◆ Aim ◆
Search the material and gather each line with "JSON" in it.

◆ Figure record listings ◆
[start]

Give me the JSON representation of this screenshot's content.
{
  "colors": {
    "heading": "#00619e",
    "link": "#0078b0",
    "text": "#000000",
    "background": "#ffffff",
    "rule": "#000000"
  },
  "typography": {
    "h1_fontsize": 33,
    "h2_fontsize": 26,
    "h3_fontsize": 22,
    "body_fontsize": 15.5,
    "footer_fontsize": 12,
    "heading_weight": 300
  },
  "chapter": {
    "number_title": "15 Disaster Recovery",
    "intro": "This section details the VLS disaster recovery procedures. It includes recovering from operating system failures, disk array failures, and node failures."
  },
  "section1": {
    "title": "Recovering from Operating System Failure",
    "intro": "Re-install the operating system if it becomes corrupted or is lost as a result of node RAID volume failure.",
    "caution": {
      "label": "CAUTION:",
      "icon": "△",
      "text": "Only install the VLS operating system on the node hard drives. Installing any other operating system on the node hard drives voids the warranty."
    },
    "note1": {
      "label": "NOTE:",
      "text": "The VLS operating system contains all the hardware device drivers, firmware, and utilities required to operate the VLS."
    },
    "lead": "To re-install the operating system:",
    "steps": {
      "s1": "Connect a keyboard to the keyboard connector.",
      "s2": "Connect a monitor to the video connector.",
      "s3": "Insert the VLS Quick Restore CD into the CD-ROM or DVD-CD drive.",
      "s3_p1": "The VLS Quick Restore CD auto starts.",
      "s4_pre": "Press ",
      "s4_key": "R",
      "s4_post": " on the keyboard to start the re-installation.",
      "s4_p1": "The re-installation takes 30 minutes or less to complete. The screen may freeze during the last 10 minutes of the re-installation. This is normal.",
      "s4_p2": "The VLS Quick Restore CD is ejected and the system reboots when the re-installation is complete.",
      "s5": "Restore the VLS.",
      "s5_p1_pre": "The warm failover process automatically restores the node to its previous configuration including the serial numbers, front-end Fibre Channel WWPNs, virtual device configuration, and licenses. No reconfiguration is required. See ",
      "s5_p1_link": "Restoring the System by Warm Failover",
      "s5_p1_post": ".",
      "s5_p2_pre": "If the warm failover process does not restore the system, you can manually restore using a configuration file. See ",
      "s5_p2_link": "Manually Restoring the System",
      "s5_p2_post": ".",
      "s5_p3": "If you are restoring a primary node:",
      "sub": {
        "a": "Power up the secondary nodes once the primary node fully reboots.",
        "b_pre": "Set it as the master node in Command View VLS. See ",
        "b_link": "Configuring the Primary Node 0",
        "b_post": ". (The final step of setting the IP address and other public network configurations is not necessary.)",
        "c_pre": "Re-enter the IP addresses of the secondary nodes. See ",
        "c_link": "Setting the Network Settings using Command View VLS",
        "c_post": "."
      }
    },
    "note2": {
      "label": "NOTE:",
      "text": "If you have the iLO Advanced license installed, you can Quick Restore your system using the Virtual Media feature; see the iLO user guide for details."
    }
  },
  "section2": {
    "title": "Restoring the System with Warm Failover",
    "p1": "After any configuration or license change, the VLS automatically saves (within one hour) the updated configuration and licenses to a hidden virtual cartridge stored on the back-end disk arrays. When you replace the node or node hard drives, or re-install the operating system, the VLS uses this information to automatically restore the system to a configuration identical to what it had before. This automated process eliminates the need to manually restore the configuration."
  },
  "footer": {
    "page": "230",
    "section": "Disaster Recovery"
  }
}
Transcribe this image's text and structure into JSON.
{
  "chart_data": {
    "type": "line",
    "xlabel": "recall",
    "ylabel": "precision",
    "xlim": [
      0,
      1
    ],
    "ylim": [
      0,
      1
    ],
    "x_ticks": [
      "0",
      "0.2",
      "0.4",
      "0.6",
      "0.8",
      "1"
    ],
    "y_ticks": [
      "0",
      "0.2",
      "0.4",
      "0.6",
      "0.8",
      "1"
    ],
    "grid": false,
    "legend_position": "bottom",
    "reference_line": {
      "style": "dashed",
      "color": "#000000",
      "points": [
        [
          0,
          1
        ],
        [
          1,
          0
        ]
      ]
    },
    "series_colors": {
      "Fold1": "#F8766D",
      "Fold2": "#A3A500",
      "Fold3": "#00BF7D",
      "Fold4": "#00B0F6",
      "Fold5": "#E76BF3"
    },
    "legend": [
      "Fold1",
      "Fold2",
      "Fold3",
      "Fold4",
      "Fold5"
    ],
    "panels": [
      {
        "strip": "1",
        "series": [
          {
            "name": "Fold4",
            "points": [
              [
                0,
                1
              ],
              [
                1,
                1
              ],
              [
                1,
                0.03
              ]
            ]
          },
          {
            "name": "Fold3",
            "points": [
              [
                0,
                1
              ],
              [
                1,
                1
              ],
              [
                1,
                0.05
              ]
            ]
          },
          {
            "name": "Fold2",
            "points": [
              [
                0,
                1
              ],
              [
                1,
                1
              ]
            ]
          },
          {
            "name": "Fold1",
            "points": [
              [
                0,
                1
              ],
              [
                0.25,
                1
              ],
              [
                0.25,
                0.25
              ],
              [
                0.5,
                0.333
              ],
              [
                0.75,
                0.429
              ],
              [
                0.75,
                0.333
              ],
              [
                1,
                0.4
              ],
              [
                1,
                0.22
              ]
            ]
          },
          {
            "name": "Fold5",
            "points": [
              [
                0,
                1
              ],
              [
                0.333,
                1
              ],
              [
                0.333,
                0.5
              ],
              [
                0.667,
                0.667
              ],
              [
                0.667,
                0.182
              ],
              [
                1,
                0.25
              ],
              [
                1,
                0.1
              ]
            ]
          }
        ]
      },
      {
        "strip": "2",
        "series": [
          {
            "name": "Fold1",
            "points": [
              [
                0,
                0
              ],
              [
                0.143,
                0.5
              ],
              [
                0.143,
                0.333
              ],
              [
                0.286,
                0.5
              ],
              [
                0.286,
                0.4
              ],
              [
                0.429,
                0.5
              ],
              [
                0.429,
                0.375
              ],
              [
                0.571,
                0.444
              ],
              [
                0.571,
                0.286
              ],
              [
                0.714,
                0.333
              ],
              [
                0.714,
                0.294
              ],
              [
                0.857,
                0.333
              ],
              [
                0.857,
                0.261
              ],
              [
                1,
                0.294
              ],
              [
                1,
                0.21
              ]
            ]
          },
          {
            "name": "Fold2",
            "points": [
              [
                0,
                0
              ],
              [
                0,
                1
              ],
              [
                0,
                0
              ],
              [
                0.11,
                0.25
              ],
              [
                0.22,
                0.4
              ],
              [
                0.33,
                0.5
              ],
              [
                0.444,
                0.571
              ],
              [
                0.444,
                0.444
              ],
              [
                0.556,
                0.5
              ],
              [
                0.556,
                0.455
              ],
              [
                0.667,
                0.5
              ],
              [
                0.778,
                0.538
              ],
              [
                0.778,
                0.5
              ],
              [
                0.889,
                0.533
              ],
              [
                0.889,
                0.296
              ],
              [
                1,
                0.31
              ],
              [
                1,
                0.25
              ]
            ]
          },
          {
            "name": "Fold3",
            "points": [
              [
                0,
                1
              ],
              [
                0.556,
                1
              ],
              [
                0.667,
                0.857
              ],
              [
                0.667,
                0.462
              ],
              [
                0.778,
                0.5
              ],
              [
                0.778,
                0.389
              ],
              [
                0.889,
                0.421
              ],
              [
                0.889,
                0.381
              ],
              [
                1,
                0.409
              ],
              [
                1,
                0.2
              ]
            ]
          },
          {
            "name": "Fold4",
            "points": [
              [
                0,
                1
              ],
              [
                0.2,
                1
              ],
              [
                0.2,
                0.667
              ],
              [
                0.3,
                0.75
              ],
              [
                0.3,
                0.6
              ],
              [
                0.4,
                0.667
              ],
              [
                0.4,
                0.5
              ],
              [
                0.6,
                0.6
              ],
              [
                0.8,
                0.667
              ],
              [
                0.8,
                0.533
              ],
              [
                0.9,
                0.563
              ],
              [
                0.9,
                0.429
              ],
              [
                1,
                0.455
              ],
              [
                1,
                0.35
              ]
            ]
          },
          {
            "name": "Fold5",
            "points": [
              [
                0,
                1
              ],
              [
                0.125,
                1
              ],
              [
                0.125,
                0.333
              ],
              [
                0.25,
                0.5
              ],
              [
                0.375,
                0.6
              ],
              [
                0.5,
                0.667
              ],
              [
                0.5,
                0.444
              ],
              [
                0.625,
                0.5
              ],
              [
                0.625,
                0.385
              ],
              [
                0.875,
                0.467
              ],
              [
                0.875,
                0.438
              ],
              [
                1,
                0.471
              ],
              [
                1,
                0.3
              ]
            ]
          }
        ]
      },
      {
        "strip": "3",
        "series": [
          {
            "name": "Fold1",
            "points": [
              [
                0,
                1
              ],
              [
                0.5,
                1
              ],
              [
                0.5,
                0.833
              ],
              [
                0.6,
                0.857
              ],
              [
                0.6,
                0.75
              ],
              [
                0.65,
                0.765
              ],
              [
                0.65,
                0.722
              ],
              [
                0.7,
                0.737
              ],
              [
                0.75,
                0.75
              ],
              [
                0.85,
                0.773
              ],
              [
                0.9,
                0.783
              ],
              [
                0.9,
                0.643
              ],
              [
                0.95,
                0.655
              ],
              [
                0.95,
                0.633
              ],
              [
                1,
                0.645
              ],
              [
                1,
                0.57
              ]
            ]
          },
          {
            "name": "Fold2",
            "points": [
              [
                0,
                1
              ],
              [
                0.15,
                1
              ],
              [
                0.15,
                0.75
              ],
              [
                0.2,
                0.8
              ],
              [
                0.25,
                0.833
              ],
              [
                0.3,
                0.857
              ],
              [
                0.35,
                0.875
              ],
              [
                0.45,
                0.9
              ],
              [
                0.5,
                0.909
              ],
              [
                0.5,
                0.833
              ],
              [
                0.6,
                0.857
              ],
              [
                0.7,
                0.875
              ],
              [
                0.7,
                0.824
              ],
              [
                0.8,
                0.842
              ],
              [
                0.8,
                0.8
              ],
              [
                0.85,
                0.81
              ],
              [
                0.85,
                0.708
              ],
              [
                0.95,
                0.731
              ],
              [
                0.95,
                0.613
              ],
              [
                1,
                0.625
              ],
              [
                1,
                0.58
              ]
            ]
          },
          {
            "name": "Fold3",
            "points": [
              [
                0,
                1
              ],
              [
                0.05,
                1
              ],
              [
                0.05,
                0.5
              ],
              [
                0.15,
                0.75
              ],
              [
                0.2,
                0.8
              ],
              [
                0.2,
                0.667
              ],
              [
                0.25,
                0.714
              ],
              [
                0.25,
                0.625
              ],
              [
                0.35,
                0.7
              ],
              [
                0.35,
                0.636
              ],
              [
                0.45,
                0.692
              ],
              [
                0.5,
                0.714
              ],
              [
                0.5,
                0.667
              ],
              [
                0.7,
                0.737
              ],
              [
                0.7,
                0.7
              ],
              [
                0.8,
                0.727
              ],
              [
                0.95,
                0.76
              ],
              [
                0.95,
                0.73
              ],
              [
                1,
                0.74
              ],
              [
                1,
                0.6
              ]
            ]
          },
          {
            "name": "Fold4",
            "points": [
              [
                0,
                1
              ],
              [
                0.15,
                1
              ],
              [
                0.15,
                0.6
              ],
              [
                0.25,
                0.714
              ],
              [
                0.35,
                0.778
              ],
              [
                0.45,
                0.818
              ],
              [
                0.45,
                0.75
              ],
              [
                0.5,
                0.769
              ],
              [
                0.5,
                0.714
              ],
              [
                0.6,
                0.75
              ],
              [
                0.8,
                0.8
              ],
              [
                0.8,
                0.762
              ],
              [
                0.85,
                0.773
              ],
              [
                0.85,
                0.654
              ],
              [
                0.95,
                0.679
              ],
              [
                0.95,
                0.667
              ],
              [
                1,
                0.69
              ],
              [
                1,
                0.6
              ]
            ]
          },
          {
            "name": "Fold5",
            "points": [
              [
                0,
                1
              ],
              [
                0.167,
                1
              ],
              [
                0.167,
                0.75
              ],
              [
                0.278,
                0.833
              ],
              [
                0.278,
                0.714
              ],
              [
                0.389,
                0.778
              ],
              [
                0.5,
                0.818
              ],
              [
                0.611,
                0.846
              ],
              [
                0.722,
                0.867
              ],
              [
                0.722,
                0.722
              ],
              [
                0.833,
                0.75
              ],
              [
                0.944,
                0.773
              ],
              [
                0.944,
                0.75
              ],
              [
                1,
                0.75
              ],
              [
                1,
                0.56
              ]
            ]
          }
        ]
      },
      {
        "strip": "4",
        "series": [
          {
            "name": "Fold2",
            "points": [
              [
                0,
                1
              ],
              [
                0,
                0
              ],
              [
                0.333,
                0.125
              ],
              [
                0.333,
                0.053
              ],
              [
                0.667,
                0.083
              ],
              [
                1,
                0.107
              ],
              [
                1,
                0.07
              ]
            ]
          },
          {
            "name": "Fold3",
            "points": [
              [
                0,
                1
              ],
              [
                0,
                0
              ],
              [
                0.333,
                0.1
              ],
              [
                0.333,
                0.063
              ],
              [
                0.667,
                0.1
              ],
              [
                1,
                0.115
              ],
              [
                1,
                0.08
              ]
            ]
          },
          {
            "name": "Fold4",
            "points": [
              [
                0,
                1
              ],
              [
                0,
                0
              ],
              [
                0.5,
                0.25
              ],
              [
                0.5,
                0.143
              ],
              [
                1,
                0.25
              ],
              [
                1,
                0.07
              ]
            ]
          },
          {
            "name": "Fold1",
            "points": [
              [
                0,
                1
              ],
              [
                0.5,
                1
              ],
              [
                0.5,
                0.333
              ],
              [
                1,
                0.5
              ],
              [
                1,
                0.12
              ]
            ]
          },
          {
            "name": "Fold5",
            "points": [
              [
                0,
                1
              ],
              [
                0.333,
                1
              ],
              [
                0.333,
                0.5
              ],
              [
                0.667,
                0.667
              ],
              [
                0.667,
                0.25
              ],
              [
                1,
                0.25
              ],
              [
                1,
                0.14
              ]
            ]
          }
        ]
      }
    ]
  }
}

[end]

◆ Task output ◆
Give me the JSON representation of this screenshot's content.
Transcribe this image's text and structure into JSON.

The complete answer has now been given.